### [What you need to do]
Set down each line of the material that follows, exactly, with no pictures.

### [Provided data]
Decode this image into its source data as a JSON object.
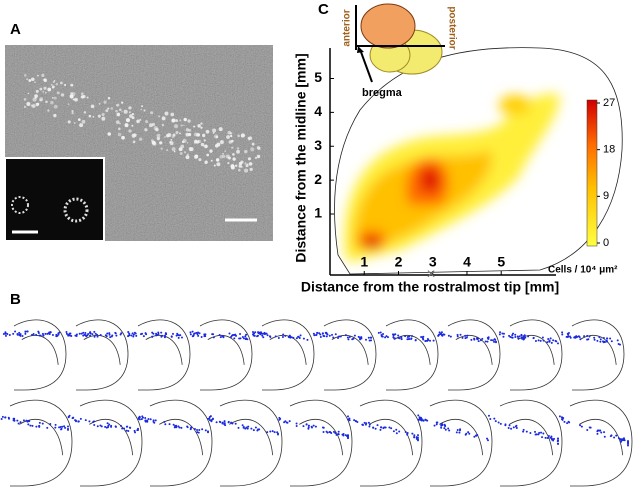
{
  "panels": {
    "a": "A",
    "b": "B",
    "c": "C"
  },
  "map": {
    "type": "contour",
    "xlabel": "Distance from the rostralmost tip [mm]",
    "ylabel": "Distance from the midline [mm]",
    "xlim": [
      0,
      6.6
    ],
    "ylim": [
      -0.8,
      5.9
    ],
    "xticks": [
      1,
      2,
      3,
      4,
      5
    ],
    "yticks": [
      1,
      2,
      3,
      4,
      5
    ],
    "colorbar": {
      "label": "Cells / 10⁴ μm²",
      "lim": [
        0,
        27
      ],
      "ticks": [
        0,
        9,
        18,
        27
      ]
    },
    "inset": {
      "anterior": "anterior",
      "posterior": "posterior",
      "bregma": "bregma"
    }
  }
}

### [Full solution]
Decode this image into its source data as a JSON object.
{
  "panels": {
    "a": "A",
    "b": "B",
    "c": "C"
  },
  "map": {
    "type": "contour",
    "xlabel": "Distance from the rostralmost tip [mm]",
    "ylabel": "Distance from the midline [mm]",
    "xlim": [
      0,
      6.6
    ],
    "ylim": [
      -0.8,
      5.9
    ],
    "xticks": [
      1,
      2,
      3,
      4,
      5
    ],
    "yticks": [
      1,
      2,
      3,
      4,
      5
    ],
    "colorbar": {
      "label": "Cells / 10⁴ μm²",
      "lim": [
        0,
        27
      ],
      "ticks": [
        0,
        9,
        18,
        27
      ]
    },
    "inset": {
      "anterior": "anterior",
      "posterior": "posterior",
      "bregma": "bregma"
    }
  }
}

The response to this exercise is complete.